### Your objective
Identify the lines that contain the string "Продолжение" and copy all of them.

### Stored data
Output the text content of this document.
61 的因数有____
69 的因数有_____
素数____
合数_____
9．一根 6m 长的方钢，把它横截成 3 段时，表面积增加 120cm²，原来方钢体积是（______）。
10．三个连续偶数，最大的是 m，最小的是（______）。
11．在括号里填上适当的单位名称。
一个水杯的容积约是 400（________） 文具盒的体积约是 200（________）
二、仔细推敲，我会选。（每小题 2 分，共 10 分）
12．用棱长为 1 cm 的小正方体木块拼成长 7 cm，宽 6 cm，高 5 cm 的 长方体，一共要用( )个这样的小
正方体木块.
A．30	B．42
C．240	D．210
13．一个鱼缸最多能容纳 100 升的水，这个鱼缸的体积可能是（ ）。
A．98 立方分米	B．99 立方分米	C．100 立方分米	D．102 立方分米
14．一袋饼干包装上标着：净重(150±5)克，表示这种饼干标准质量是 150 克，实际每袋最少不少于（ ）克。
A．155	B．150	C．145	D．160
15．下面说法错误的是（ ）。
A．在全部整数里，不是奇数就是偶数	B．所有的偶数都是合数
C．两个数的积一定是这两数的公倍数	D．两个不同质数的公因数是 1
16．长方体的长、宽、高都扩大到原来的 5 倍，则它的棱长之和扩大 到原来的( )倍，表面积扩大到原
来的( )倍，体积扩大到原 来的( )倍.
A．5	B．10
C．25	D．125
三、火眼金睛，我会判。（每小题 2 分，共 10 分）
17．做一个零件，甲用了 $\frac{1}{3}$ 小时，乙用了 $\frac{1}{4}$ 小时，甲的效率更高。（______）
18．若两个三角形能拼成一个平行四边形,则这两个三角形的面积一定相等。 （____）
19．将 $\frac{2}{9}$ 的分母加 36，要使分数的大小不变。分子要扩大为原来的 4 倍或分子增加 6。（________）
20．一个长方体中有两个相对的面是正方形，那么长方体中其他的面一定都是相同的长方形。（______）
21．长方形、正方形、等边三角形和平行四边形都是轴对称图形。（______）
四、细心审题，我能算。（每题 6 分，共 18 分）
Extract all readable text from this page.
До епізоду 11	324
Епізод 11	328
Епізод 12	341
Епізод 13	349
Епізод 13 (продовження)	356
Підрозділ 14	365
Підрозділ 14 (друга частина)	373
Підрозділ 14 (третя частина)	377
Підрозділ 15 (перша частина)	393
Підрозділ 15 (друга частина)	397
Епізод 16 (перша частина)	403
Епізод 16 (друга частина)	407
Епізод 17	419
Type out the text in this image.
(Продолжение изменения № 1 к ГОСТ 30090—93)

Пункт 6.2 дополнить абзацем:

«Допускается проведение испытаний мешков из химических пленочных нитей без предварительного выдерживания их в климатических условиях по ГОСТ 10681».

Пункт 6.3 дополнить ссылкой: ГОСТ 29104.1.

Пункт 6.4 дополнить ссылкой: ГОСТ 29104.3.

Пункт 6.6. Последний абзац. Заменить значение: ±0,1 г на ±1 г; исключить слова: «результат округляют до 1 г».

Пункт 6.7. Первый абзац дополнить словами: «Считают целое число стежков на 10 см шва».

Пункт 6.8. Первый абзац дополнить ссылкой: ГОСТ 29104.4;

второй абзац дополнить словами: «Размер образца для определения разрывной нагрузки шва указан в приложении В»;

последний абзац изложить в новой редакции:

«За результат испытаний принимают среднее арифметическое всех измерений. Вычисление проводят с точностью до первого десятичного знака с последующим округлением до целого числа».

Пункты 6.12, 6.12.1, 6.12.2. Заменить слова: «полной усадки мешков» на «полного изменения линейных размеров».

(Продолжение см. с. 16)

### Response to this task
(Продолжение изменения № 1 к ГОСТ 30090—93)
(Продолжение см. с. 16)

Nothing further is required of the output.